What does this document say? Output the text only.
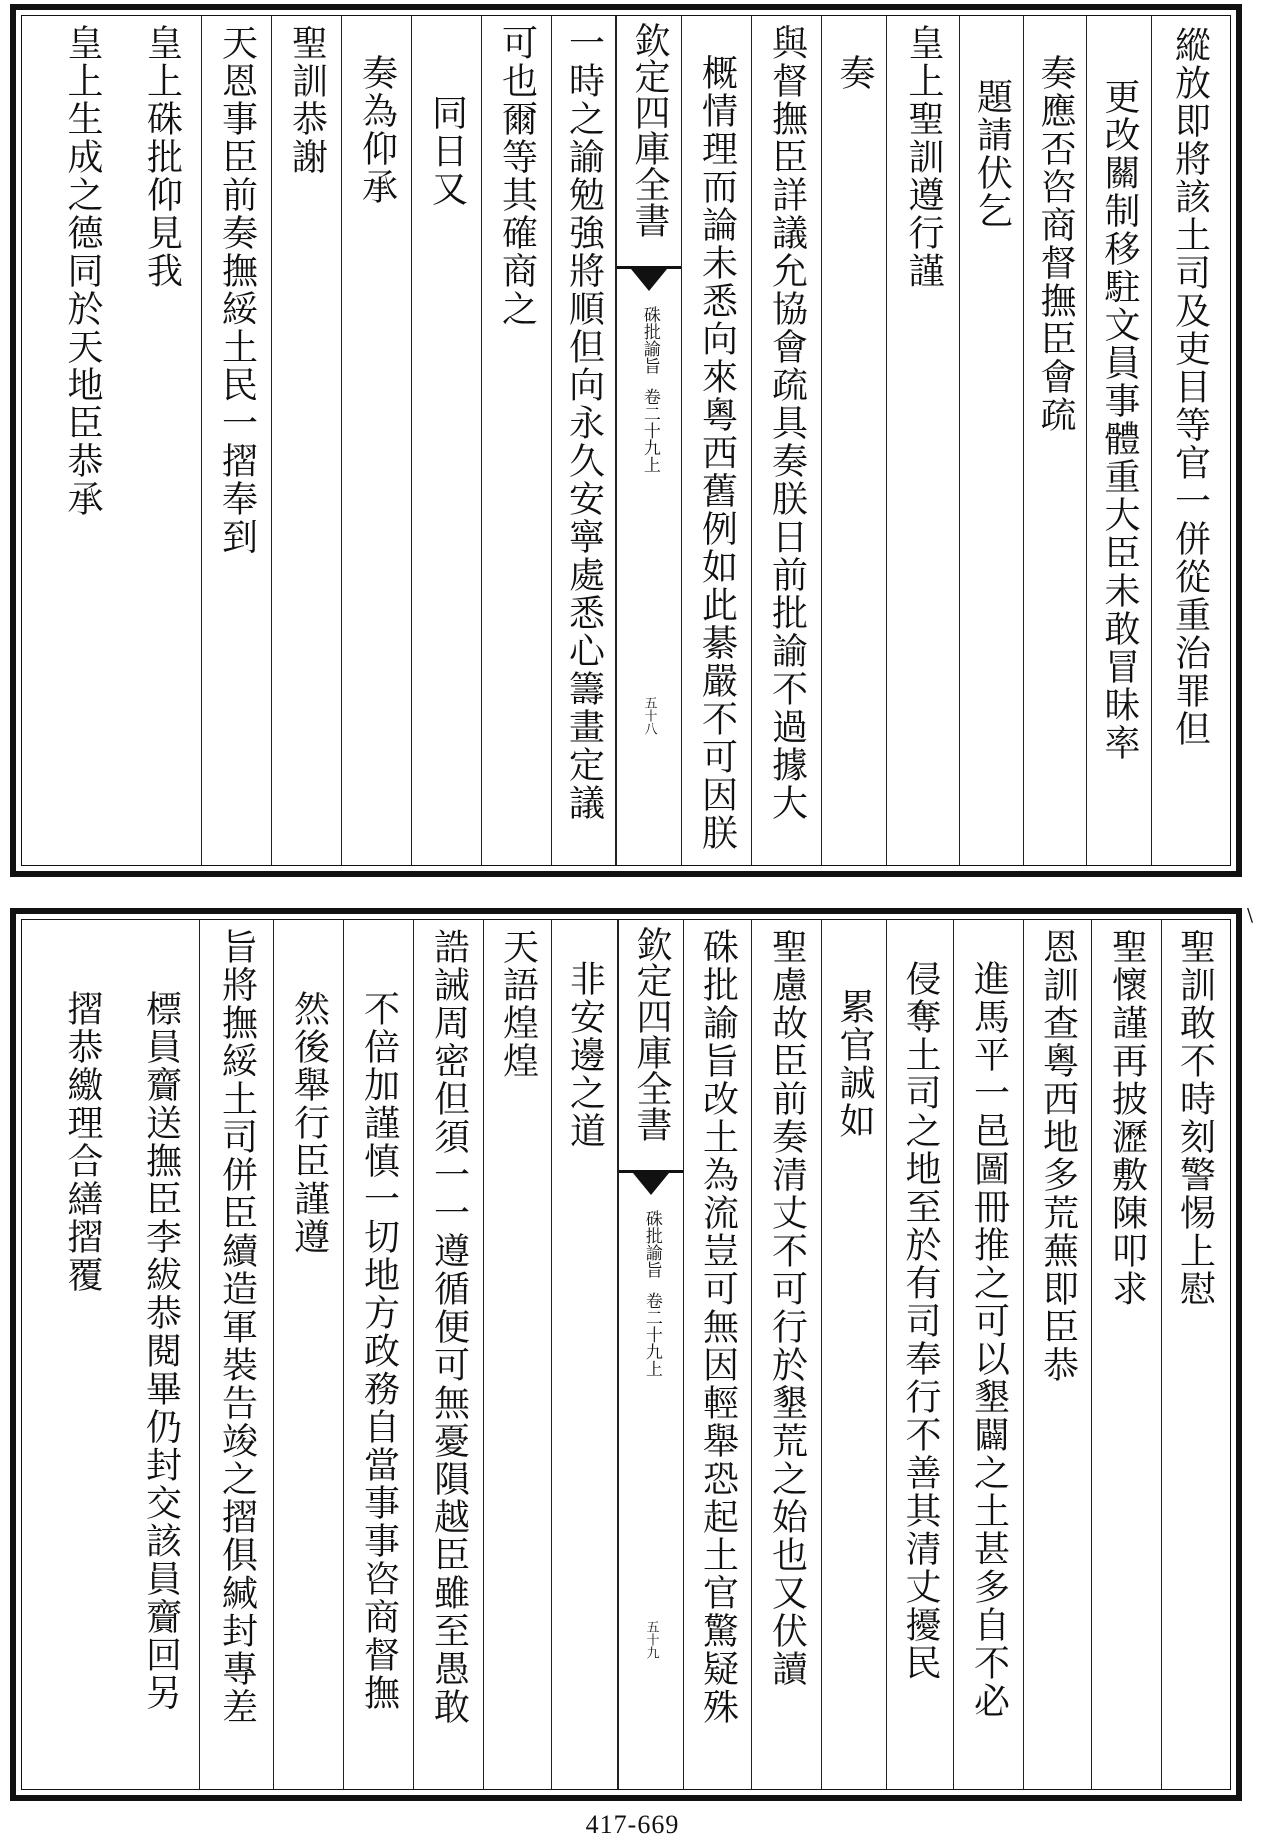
縱放即將該土司及吏目等官一併從重治罪但
更改關制移駐文員事體重大臣未敢冒昧率
奏應否咨商督撫臣會疏
題請伏乞
皇上聖訓遵行謹
奏
與督撫臣詳議允協會疏具奏朕日前批諭不過據大
概情理而論未悉向來粵西舊例如此綦嚴不可因朕
欽定四庫全書
硃批諭旨
卷二十九上
五十八
一時之諭勉強將順但向永久安寧處悉心籌畫定議
可也爾等其確商之
同日又
奏為仰承
聖訓恭謝
天恩事臣前奏撫綏土民一摺奉到
皇上硃批仰見我
皇上生成之德同於天地臣恭承
聖訓敢不時刻警惕上慰
聖懷謹再披瀝敷陳叩求
恩訓查粵西地多荒蕪即臣恭
進馬平一邑圖冊推之可以墾闢之土甚多自不必
侵奪土司之地至於有司奉行不善其清丈擾民
累官誠如
聖慮故臣前奏清丈不可行於墾荒之始也又伏讀
硃批諭旨改土為流豈可無因輕舉恐起土官驚疑殊
欽定四庫全書
硃批諭旨
卷二十九上
五十九
非安邊之道
天語煌煌
誥誡周密但須一一遵循便可無憂隕越臣雖至愚敢
不倍加謹慎一切地方政務自當事事咨商督撫
然後舉行臣謹遵
旨將撫綏土司併臣續造軍裝告竣之摺俱緘封專差
標員齎送撫臣李紱恭閱畢仍封交該員齎回另
摺恭繳理合繕摺覆
\
417-669
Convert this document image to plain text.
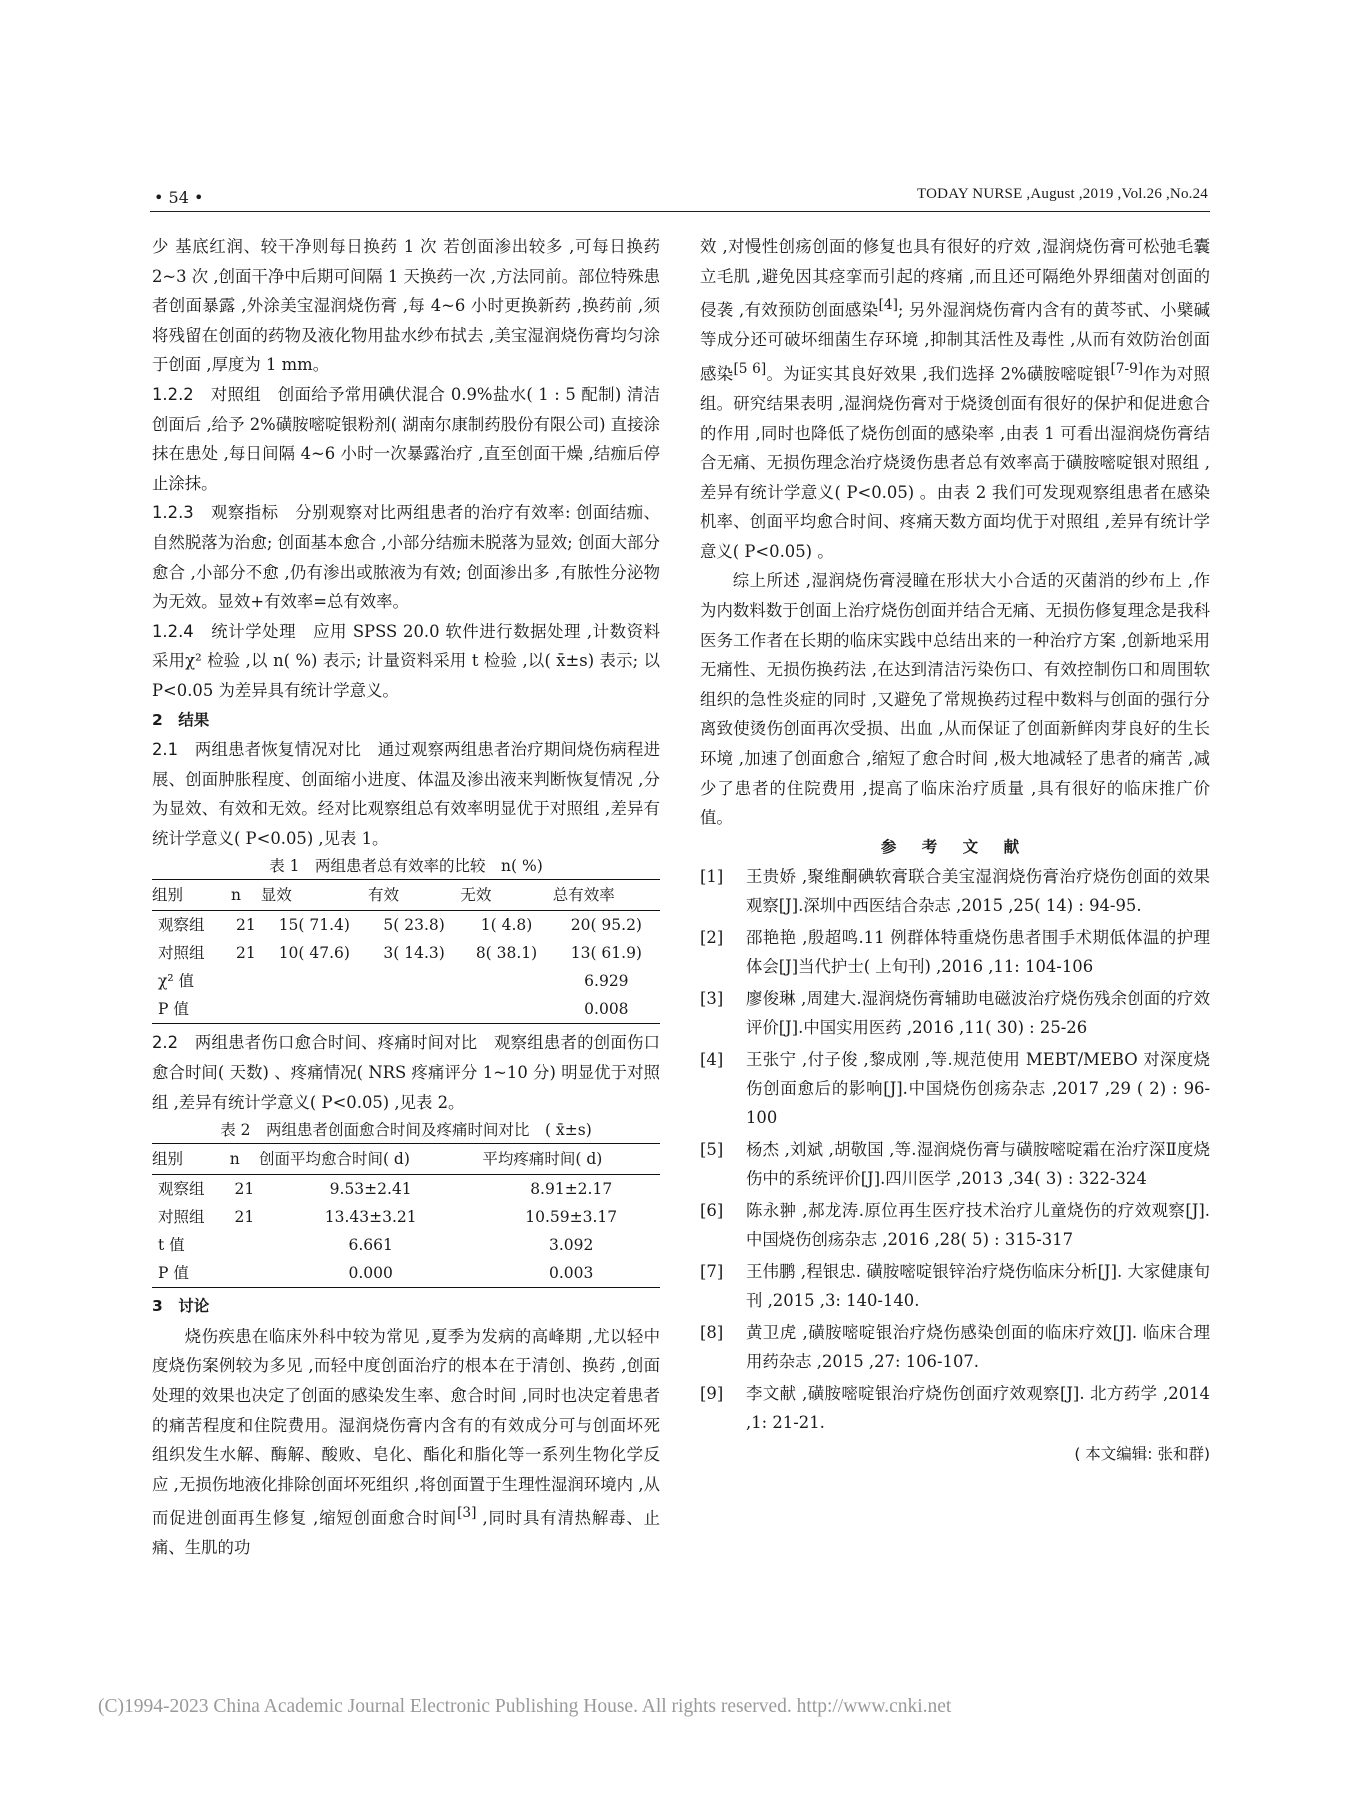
• 54 •	TODAY NURSE ,August ,2019 ,Vol.26 ,No.24

少 基底红润、较干净则每日换药 1 次 若创面渗出较多 ,可每日换药 2~3 次 ,创面干净中后期可间隔 1 天换药一次 ,方法同前。部位特殊患者创面暴露 ,外涂美宝湿润烧伤膏 ,每 4~6 小时更换新药 ,换药前 ,须将残留在创面的药物及液化物用盐水纱布拭去 ,美宝湿润烧伤膏均匀涂于创面 ,厚度为 1 mm。

1.2.2　对照组　创面给予常用碘伏混合 0.9%盐水( 1 : 5 配制) 清洁创面后 ,给予 2%磺胺嘧啶银粉剂( 湖南尔康制药股份有限公司) 直接涂抹在患处 ,每日间隔 4~6 小时一次暴露治疗 ,直至创面干燥 ,结痂后停止涂抹。

1.2.3　观察指标　分别观察对比两组患者的治疗有效率: 创面结痂、自然脱落为治愈; 创面基本愈合 ,小部分结痂未脱落为显效; 创面大部分愈合 ,小部分不愈 ,仍有渗出或脓液为有效; 创面渗出多 ,有脓性分泌物为无效。显效+有效率=总有效率。

1.2.4　统计学处理　应用 SPSS 20.0 软件进行数据处理 ,计数资料采用χ² 检验 ,以 n( %) 表示; 计量资料采用 t 检验 ,以( x̄±s) 表示; 以 P<0.05 为差异具有统计学意义。

2　结果

2.1　两组患者恢复情况对比　通过观察两组患者治疗期间烧伤病程进展、创面肿胀程度、创面缩小进度、体温及渗出液来判断恢复情况 ,分为显效、有效和无效。经对比观察组总有效率明显优于对照组 ,差异有统计学意义( P<0.05) ,见表 1。

表 1　两组患者总有效率的比较　n( %)

组别	n	显效	有效	无效	总有效率
观察组	21	15( 71.4)	5( 23.8)	1( 4.8)	20( 95.2)
对照组	21	10( 47.6)	3( 14.3)	8( 38.1)	13( 61.9)
χ² 值					6.929
P 值					0.008

2.2　两组患者伤口愈合时间、疼痛时间对比　观察组患者的创面伤口愈合时间( 天数) 、疼痛情况( NRS 疼痛评分 1~10 分) 明显优于对照组 ,差异有统计学意义( P<0.05) ,见表 2。

表 2　两组患者创面愈合时间及疼痛时间对比　( x̄±s)

组别	n	创面平均愈合时间( d)	平均疼痛时间( d)
观察组	21	9.53±2.41	8.91±2.17
对照组	21	13.43±3.21	10.59±3.17
t 值		6.661	3.092
P 值		0.000	0.003

3　讨论

烧伤疾患在临床外科中较为常见 ,夏季为发病的高峰期 ,尤以轻中度烧伤案例较为多见 ,而轻中度创面治疗的根本在于清创、换药 ,创面处理的效果也决定了创面的感染发生率、愈合时间 ,同时也决定着患者的痛苦程度和住院费用。湿润烧伤膏内含有的有效成分可与创面坏死组织发生水解、酶解、酸败、皂化、酯化和脂化等一系列生物化学反应 ,无损伤地液化排除创面坏死组织 ,将创面置于生理性湿润环境内 ,从而促进创面再生修复 ,缩短创面愈合时间[3] ,同时具有清热解毒、止痛、生肌的功

效 ,对慢性创疡创面的修复也具有很好的疗效 ,湿润烧伤膏可松弛毛囊立毛肌 ,避免因其痉挛而引起的疼痛 ,而且还可隔绝外界细菌对创面的侵袭 ,有效预防创面感染[4]; 另外湿润烧伤膏内含有的黄芩甙、小檗碱等成分还可破坏细菌生存环境 ,抑制其活性及毒性 ,从而有效防治创面感染[5 6]。为证实其良好效果 ,我们选择 2%磺胺嘧啶银[7-9]作为对照组。研究结果表明 ,湿润烧伤膏对于烧烫创面有很好的保护和促进愈合的作用 ,同时也降低了烧伤创面的感染率 ,由表 1 可看出湿润烧伤膏结合无痛、无损伤理念治疗烧烫伤患者总有效率高于磺胺嘧啶银对照组 ,差异有统计学意义( P<0.05) 。由表 2 我们可发现观察组患者在感染机率、创面平均愈合时间、疼痛天数方面均优于对照组 ,差异有统计学意义( P<0.05) 。

综上所述 ,湿润烧伤膏浸瞳在形状大小合适的灭菌消的纱布上 ,作为内数料数于创面上治疗烧伤创面并结合无痛、无损伤修复理念是我科医务工作者在长期的临床实践中总结出来的一种治疗方案 ,创新地采用无痛性、无损伤换药法 ,在达到清洁污染伤口、有效控制伤口和周围软组织的急性炎症的同时 ,又避免了常规换药过程中数料与创面的强行分离致使烫伤创面再次受损、出血 ,从而保证了创面新鲜肉芽良好的生长环境 ,加速了创面愈合 ,缩短了愈合时间 ,极大地减轻了患者的痛苦 ,减少了患者的住院费用 ,提高了临床治疗质量 ,具有很好的临床推广价值。

参 考 文 献

[1]	王贵娇 ,聚维酮碘软膏联合美宝湿润烧伤膏治疗烧伤创面的效果观察[J].深圳中西医结合杂志 ,2015 ,25( 14) : 94-95.
[2]	邵艳艳 ,殷超鸣.11 例群体特重烧伤患者围手术期低体温的护理体会[J]当代护士( 上旬刊) ,2016 ,11: 104-106
[3]	廖俊琳 ,周建大.湿润烧伤膏辅助电磁波治疗烧伤残余创面的疗效评价[J].中国实用医药 ,2016 ,11( 30) : 25-26
[4]	王张宁 ,付子俊 ,黎成刚 ,等.规范使用 MEBT/MEBO 对深度烧伤创面愈后的影响[J].中国烧伤创疡杂志 ,2017 ,29 ( 2) : 96-100
[5]	杨杰 ,刘斌 ,胡敬国 ,等.湿润烧伤膏与磺胺嘧啶霜在治疗深Ⅱ度烧伤中的系统评价[J].四川医学 ,2013 ,34( 3) : 322-324
[6]	陈永翀 ,郝龙涛.原位再生医疗技术治疗儿童烧伤的疗效观察[J].中国烧伤创疡杂志 ,2016 ,28( 5) : 315-317
[7]	王伟鹏 ,程银忠. 磺胺嘧啶银锌治疗烧伤临床分析[J]. 大家健康旬刊 ,2015 ,3: 140-140.
[8]	黄卫虎 ,磺胺嘧啶银治疗烧伤感染创面的临床疗效[J]. 临床合理用药杂志 ,2015 ,27: 106-107.
[9]	李文献 ,磺胺嘧啶银治疗烧伤创面疗效观察[J]. 北方药学 ,2014 ,1: 21-21.

( 本文编辑: 张和群)

(C)1994-2023 China Academic Journal Electronic Publishing House. All rights reserved. http://www.cnki.net
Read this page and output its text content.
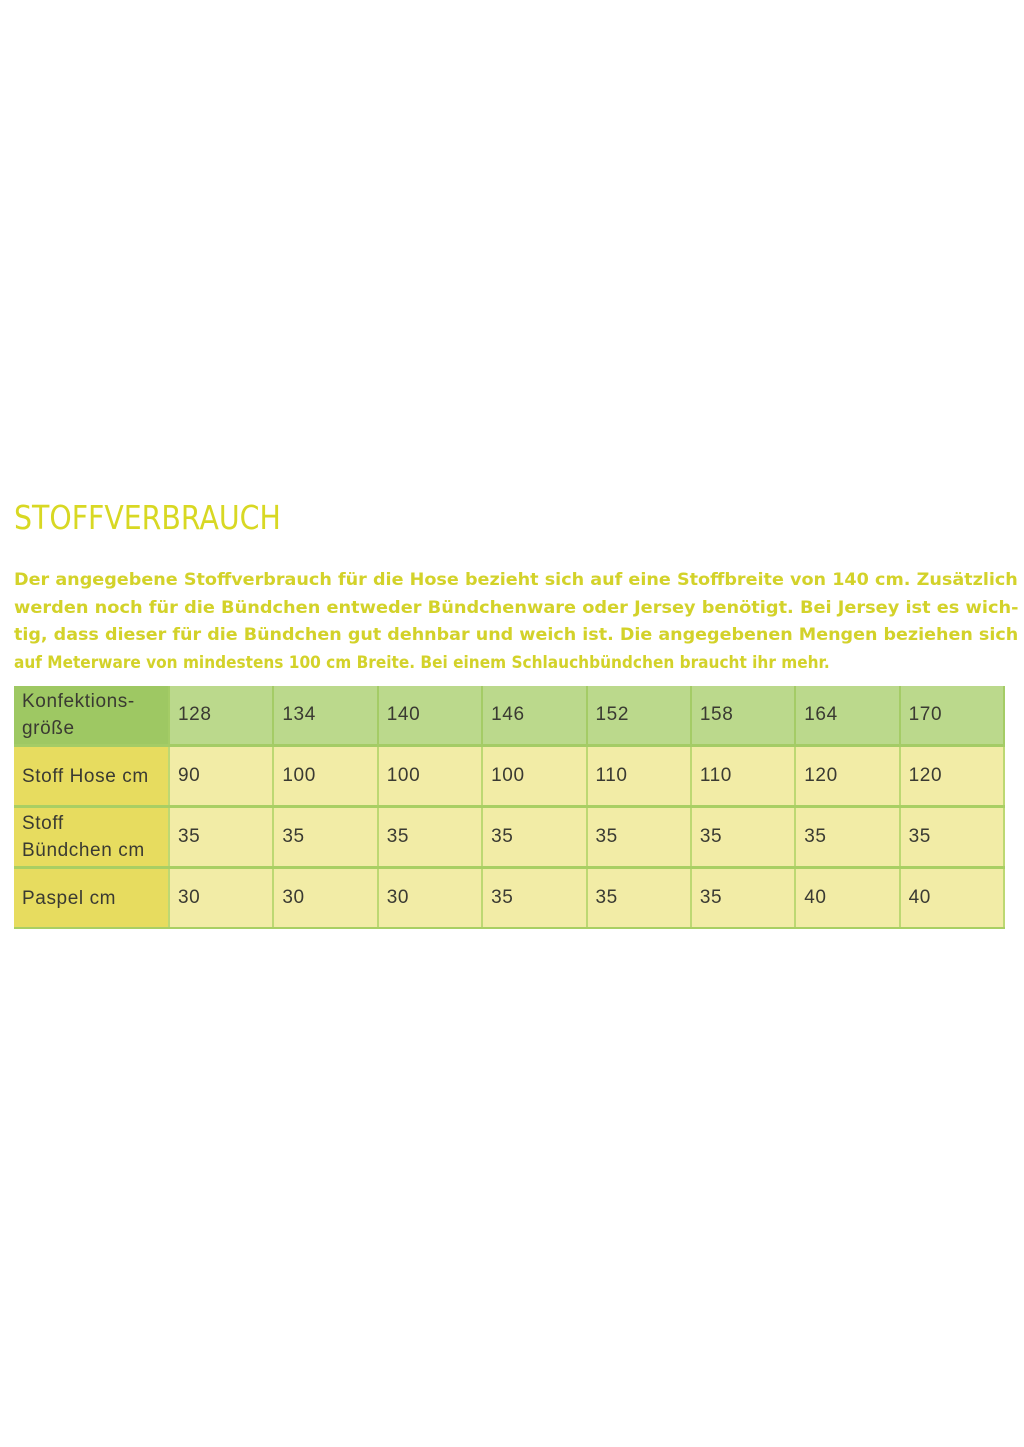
STOFFVERBRAUCH
Der angegebene Stoffverbrauch für die Hose bezieht sich auf eine Stoffbreite von 140 cm. Zusätzlich
werden noch für die Bündchen entweder Bündchenware oder Jersey benötigt. Bei Jersey ist es wich-
tig, dass dieser für die Bündchen gut dehnbar und weich ist. Die angegebenen Mengen beziehen sich
auf Meterware von mindestens 100 cm Breite. Bei einem Schlauchbündchen braucht ihr mehr.
Konfektions-
größe	128	134	140	146	152	158	164	170
Stoff Hose cm	90	100	100	100	110	110	120	120
Stoff
Bündchen cm	35	35	35	35	35	35	35	35
Paspel cm	30	30	30	35	35	35	40	40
******************************
**What you need to do**
Starting at the line that contains "Read this page and output its text content.", please write out every line to the end of the entries, inclusive, copied exactly and with pictures omitted.

**Output for this task**
Read this page and output its text content.
STOFFVERBRAUCH
Der angegebene Stoffverbrauch für die Hose bezieht sich auf eine Stoffbreite von 140 cm. Zusätzlich
werden noch für die Bündchen entweder Bündchenware oder Jersey benötigt. Bei Jersey ist es wich-
tig, dass dieser für die Bündchen gut dehnbar und weich ist. Die angegebenen Mengen beziehen sich
auf Meterware von mindestens 100 cm Breite. Bei einem Schlauchbündchen braucht ihr mehr.
Konfektions-
größe	128	134	140	146	152	158	164	170
Stoff Hose cm	90	100	100	100	110	110	120	120
Stoff
Bündchen cm	35	35	35	35	35	35	35	35
Paspel cm	30	30	30	35	35	35	40	40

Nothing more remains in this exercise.